Determine how many lines of the data below contain "Cable", then give only that number.

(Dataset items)
------------------------------------------------------------------------

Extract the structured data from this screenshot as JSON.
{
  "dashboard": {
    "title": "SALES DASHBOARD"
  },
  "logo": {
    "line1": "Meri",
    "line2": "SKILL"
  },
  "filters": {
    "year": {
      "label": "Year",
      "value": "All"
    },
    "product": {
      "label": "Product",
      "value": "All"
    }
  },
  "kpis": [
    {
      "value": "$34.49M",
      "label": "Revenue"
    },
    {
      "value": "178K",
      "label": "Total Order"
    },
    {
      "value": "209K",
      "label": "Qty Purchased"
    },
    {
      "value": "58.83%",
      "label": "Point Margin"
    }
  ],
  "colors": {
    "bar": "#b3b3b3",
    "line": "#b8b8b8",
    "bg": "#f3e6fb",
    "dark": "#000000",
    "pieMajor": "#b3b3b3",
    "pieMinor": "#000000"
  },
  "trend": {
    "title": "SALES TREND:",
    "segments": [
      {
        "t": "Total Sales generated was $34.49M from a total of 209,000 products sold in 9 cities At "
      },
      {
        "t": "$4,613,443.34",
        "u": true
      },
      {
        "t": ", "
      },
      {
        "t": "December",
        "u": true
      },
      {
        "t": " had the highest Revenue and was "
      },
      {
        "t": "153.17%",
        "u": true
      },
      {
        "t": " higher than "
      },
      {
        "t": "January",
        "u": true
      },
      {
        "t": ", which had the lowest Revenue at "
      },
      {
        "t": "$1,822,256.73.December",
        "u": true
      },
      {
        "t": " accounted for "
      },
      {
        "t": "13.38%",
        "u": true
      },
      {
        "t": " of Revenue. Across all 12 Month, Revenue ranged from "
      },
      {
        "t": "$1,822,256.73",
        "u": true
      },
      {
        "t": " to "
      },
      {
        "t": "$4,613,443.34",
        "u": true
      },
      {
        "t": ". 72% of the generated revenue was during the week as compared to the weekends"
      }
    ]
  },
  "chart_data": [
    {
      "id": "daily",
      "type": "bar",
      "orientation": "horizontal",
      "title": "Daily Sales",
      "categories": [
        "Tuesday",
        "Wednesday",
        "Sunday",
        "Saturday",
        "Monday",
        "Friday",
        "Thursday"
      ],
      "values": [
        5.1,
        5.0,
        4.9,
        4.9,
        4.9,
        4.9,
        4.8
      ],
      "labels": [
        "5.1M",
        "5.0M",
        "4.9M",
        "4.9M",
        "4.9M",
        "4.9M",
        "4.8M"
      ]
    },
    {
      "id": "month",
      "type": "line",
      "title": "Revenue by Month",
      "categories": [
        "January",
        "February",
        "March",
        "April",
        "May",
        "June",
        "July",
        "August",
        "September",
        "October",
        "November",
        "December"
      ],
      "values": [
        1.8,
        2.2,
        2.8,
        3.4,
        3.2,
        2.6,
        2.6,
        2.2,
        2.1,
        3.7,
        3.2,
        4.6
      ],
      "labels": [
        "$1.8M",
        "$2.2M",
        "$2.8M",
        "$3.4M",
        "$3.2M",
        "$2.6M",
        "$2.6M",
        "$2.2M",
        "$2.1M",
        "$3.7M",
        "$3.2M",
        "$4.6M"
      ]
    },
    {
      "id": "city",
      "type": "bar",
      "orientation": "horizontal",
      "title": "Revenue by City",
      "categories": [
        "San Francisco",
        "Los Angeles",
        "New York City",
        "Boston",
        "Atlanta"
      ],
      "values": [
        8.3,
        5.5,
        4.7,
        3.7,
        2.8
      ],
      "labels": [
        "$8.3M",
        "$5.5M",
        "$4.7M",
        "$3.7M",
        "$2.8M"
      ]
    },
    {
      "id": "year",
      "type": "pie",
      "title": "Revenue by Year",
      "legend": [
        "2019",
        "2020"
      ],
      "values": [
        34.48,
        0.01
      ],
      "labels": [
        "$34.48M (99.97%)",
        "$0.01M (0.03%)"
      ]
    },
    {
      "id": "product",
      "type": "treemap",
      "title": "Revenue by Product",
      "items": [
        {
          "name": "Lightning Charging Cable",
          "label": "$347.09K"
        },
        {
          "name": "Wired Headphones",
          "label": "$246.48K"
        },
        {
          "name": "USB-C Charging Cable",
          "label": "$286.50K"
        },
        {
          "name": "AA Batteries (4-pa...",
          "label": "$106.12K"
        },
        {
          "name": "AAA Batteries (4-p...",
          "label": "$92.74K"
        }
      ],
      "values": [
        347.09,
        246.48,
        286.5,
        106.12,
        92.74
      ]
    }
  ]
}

------------------------------------------------------------------------

__WRITTEN ANSWER__:
2